*WHAT TO WORK ON*
Format every line in the records below as a JSON list of strings, one string per line, omitting blank lines.

*SOURCE DATA*
__________
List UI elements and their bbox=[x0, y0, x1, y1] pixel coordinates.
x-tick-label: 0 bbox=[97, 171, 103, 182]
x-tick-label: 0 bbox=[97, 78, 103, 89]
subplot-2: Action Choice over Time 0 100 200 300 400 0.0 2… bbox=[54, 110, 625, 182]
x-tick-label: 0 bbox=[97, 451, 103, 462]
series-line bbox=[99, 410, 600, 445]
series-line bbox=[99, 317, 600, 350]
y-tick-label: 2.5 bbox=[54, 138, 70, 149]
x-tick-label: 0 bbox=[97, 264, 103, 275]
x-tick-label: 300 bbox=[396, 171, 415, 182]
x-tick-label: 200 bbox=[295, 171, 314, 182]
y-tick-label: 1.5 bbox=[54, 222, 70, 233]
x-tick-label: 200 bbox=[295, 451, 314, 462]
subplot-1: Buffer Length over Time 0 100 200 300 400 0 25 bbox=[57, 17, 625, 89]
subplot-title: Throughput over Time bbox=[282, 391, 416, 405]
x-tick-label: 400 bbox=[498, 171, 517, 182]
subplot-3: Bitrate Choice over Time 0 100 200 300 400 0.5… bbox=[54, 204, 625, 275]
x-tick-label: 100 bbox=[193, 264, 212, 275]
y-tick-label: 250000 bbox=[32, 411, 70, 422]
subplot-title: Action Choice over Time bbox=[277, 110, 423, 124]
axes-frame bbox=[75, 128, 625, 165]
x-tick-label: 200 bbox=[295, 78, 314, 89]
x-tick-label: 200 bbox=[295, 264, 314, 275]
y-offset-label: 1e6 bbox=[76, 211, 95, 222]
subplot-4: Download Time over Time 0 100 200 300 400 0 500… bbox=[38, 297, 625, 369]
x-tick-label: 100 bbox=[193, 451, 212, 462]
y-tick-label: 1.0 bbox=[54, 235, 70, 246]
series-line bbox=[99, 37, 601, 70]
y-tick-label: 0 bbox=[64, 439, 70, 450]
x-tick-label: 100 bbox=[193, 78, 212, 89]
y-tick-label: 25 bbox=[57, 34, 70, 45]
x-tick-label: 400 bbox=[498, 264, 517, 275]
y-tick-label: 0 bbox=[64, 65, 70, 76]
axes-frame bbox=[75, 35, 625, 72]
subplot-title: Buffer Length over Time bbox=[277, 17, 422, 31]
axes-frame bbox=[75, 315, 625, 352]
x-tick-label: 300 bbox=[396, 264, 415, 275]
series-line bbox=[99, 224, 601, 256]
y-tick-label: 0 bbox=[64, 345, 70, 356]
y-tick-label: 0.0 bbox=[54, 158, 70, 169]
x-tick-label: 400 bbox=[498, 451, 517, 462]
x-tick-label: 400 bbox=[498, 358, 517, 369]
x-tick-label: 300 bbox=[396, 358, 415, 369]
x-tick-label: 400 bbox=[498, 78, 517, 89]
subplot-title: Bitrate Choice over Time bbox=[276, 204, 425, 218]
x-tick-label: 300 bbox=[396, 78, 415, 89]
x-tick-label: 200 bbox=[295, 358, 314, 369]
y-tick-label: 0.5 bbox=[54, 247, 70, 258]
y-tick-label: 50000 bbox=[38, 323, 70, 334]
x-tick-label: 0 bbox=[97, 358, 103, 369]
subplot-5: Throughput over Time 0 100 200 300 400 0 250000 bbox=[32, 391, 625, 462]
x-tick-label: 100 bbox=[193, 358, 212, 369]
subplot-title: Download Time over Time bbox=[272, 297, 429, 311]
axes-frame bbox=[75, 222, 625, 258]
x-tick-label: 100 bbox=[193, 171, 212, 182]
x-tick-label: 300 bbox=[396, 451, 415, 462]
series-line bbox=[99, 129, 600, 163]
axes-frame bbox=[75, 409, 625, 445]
__________
*SOLUTION*
[
  "List UI elements and their bbox=[x0, y0, x1, y1] pixel coordinates.",
  "x-tick-label: 0 bbox=[97, 171, 103, 182]",
  "x-tick-label: 0 bbox=[97, 78, 103, 89]",
  "subplot-2: Action Choice over Time 0 100 200 300 400 0.0 2… bbox=[54, 110, 625, 182]",
  "x-tick-label: 0 bbox=[97, 451, 103, 462]",
  "series-line bbox=[99, 410, 600, 445]",
  "series-line bbox=[99, 317, 600, 350]",
  "y-tick-label: 2.5 bbox=[54, 138, 70, 149]",
  "x-tick-label: 0 bbox=[97, 264, 103, 275]",
  "x-tick-label: 300 bbox=[396, 171, 415, 182]",
  "x-tick-label: 200 bbox=[295, 171, 314, 182]",
  "y-tick-label: 1.5 bbox=[54, 222, 70, 233]",
  "x-tick-label: 200 bbox=[295, 451, 314, 462]",
  "subplot-1: Buffer Length over Time 0 100 200 300 400 0 25 bbox=[57, 17, 625, 89]",
  "subplot-title: Throughput over Time bbox=[282, 391, 416, 405]",
  "x-tick-label: 400 bbox=[498, 171, 517, 182]",
  "subplot-3: Bitrate Choice over Time 0 100 200 300 400 0.5… bbox=[54, 204, 625, 275]",
  "x-tick-label: 100 bbox=[193, 264, 212, 275]",
  "y-tick-label: 250000 bbox=[32, 411, 70, 422]",
  "subplot-title: Action Choice over Time bbox=[277, 110, 423, 124]",
  "axes-frame bbox=[75, 128, 625, 165]",
  "x-tick-label: 200 bbox=[295, 78, 314, 89]",
  "x-tick-label: 200 bbox=[295, 264, 314, 275]",
  "y-offset-label: 1e6 bbox=[76, 211, 95, 222]",
  "subplot-4: Download Time over Time 0 100 200 300 400 0 500… bbox=[38, 297, 625, 369]",
  "x-tick-label: 100 bbox=[193, 451, 212, 462]",
  "y-tick-label: 1.0 bbox=[54, 235, 70, 246]",
  "series-line bbox=[99, 37, 601, 70]",
  "y-tick-label: 0 bbox=[64, 439, 70, 450]",
  "x-tick-label: 100 bbox=[193, 78, 212, 89]",
  "y-tick-label: 25 bbox=[57, 34, 70, 45]",
  "x-tick-label: 400 bbox=[498, 264, 517, 275]",
  "y-tick-label: 0 bbox=[64, 65, 70, 76]",
  "axes-frame bbox=[75, 35, 625, 72]",
  "subplot-title: Buffer Length over Time bbox=[277, 17, 422, 31]",
  "axes-frame bbox=[75, 315, 625, 352]",
  "x-tick-label: 300 bbox=[396, 264, 415, 275]",
  "series-line bbox=[99, 224, 601, 256]",
  "y-tick-label: 0 bbox=[64, 345, 70, 356]",
  "y-tick-label: 0.0 bbox=[54, 158, 70, 169]",
  "x-tick-label: 400 bbox=[498, 451, 517, 462]",
  "x-tick-label: 400 bbox=[498, 358, 517, 369]",
  "x-tick-label: 300 bbox=[396, 358, 415, 369]",
  "x-tick-label: 400 bbox=[498, 78, 517, 89]",
  "subplot-title: Bitrate Choice over Time bbox=[276, 204, 425, 218]",
  "x-tick-label: 300 bbox=[396, 78, 415, 89]",
  "x-tick-label: 200 bbox=[295, 358, 314, 369]",
  "y-tick-label: 0.5 bbox=[54, 247, 70, 258]",
  "y-tick-label: 50000 bbox=[38, 323, 70, 334]",
  "x-tick-label: 0 bbox=[97, 358, 103, 369]",
  "subplot-5: Throughput over Time 0 100 200 300 400 0 250000 bbox=[32, 391, 625, 462]",
  "x-tick-label: 100 bbox=[193, 358, 212, 369]",
  "subplot-title: Download Time over Time bbox=[272, 297, 429, 311]",
  "axes-frame bbox=[75, 222, 625, 258]",
  "x-tick-label: 100 bbox=[193, 171, 212, 182]",
  "x-tick-label: 300 bbox=[396, 451, 415, 462]",
  "series-line bbox=[99, 129, 600, 163]",
  "axes-frame bbox=[75, 409, 625, 445]"
]